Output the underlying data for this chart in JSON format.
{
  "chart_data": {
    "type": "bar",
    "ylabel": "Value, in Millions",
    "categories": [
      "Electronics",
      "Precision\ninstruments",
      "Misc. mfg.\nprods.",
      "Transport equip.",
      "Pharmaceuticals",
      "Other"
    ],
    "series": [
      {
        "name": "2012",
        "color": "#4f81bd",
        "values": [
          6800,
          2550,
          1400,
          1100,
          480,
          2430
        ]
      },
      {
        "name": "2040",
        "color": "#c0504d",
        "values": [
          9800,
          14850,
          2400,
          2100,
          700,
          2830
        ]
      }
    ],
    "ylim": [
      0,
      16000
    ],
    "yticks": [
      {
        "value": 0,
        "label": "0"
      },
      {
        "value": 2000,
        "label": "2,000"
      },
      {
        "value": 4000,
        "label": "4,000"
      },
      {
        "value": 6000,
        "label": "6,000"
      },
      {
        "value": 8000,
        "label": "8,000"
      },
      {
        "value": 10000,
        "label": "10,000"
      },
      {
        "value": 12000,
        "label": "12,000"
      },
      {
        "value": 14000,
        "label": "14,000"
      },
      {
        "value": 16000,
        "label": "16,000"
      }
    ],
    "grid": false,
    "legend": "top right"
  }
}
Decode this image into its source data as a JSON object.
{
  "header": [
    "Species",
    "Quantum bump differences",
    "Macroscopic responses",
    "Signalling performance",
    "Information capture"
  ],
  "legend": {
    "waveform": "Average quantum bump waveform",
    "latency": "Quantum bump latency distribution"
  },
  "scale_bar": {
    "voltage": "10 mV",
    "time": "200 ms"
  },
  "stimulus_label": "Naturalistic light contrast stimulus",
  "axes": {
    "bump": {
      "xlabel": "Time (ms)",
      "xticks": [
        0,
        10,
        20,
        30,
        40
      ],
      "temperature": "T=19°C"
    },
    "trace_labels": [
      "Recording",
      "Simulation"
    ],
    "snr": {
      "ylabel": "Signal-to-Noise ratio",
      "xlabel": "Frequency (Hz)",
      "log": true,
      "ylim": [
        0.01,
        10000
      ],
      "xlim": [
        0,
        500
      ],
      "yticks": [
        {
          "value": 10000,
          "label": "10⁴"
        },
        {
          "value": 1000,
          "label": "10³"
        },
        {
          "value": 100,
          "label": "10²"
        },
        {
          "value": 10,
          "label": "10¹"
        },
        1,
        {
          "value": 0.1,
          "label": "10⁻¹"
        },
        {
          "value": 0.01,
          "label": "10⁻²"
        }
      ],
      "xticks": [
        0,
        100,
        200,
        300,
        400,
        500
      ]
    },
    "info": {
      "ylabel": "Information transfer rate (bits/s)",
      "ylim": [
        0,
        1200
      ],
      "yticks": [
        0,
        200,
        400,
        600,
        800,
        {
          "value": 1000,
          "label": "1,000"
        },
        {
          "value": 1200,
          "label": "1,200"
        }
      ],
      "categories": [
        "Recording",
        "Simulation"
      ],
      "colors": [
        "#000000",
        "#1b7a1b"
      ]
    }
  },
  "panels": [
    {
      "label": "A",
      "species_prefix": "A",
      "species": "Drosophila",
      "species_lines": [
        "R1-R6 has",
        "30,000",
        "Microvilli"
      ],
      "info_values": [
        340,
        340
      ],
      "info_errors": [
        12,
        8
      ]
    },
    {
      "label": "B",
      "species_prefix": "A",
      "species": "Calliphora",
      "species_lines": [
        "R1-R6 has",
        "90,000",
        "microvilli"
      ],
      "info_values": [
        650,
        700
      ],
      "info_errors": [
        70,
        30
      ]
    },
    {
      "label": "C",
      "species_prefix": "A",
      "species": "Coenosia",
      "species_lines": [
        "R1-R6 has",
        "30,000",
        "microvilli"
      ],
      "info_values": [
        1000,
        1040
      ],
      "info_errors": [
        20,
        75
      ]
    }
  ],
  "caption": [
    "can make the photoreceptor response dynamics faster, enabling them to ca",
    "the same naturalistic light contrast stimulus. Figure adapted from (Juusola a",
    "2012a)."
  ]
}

> **Work to be completed**: Each line in the material above must be retyped without alteration.

> **Expected answer**:
Output the underlying data for this chart in JSON format.
{
  "chart_data": {
    "type": "bar",
    "ylabel": "Value, in Millions",
    "categories": [
      "Electronics",
      "Precision\ninstruments",
      "Misc. mfg.\nprods.",
      "Transport equip.",
      "Pharmaceuticals",
      "Other"
    ],
    "series": [
      {
        "name": "2012",
        "color": "#4f81bd",
        "values": [
          6800,
          2550,
          1400,
          1100,
          480,
          2430
        ]
      },
      {
        "name": "2040",
        "color": "#c0504d",
        "values": [
          9800,
          14850,
          2400,
          2100,
          700,
          2830
        ]
      }
    ],
    "ylim": [
      0,
      16000
    ],
    "yticks": [
      {
        "value": 0,
        "label": "0"
      },
      {
        "value": 2000,
        "label": "2,000"
      },
      {
        "value": 4000,
        "label": "4,000"
      },
      {
        "value": 6000,
        "label": "6,000"
      },
      {
        "value": 8000,
        "label": "8,000"
      },
      {
        "value": 10000,
        "label": "10,000"
      },
      {
        "value": 12000,
        "label": "12,000"
      },
      {
        "value": 14000,
        "label": "14,000"
      },
      {
        "value": 16000,
        "label": "16,000"
      }
    ],
    "grid": false,
    "legend": "top right"
  }
}
Decode this image into its source data as a JSON object.
{
  "header": [
    "Species",
    "Quantum bump differences",
    "Macroscopic responses",
    "Signalling performance",
    "Information capture"
  ],
  "legend": {
    "waveform": "Average quantum bump waveform",
    "latency": "Quantum bump latency distribution"
  },
  "scale_bar": {
    "voltage": "10 mV",
    "time": "200 ms"
  },
  "stimulus_label": "Naturalistic light contrast stimulus",
  "axes": {
    "bump": {
      "xlabel": "Time (ms)",
      "xticks": [
        0,
        10,
        20,
        30,
        40
      ],
      "temperature": "T=19°C"
    },
    "trace_labels": [
      "Recording",
      "Simulation"
    ],
    "snr": {
      "ylabel": "Signal-to-Noise ratio",
      "xlabel": "Frequency (Hz)",
      "log": true,
      "ylim": [
        0.01,
        10000
      ],
      "xlim": [
        0,
        500
      ],
      "yticks": [
        {
          "value": 10000,
          "label": "10⁴"
        },
        {
          "value": 1000,
          "label": "10³"
        },
        {
          "value": 100,
          "label": "10²"
        },
        {
          "value": 10,
          "label": "10¹"
        },
        1,
        {
          "value": 0.1,
          "label": "10⁻¹"
        },
        {
          "value": 0.01,
          "label": "10⁻²"
        }
      ],
      "xticks": [
        0,
        100,
        200,
        300,
        400,
        500
      ]
    },
    "info": {
      "ylabel": "Information transfer rate (bits/s)",
      "ylim": [
        0,
        1200
      ],
      "yticks": [
        0,
        200,
        400,
        600,
        800,
        {
          "value": 1000,
          "label": "1,000"
        },
        {
          "value": 1200,
          "label": "1,200"
        }
      ],
      "categories": [
        "Recording",
        "Simulation"
      ],
      "colors": [
        "#000000",
        "#1b7a1b"
      ]
    }
  },
  "panels": [
    {
      "label": "A",
      "species_prefix": "A",
      "species": "Drosophila",
      "species_lines": [
        "R1-R6 has",
        "30,000",
        "Microvilli"
      ],
      "info_values": [
        340,
        340
      ],
      "info_errors": [
        12,
        8
      ]
    },
    {
      "label": "B",
      "species_prefix": "A",
      "species": "Calliphora",
      "species_lines": [
        "R1-R6 has",
        "90,000",
        "microvilli"
      ],
      "info_values": [
        650,
        700
      ],
      "info_errors": [
        70,
        30
      ]
    },
    {
      "label": "C",
      "species_prefix": "A",
      "species": "Coenosia",
      "species_lines": [
        "R1-R6 has",
        "30,000",
        "microvilli"
      ],
      "info_values": [
        1000,
        1040
      ],
      "info_errors": [
        20,
        75
      ]
    }
  ],
  "caption": [
    "can make the photoreceptor response dynamics faster, enabling them to ca",
    "the same naturalistic light contrast stimulus. Figure adapted from (Juusola a",
    "2012a)."
  ]
}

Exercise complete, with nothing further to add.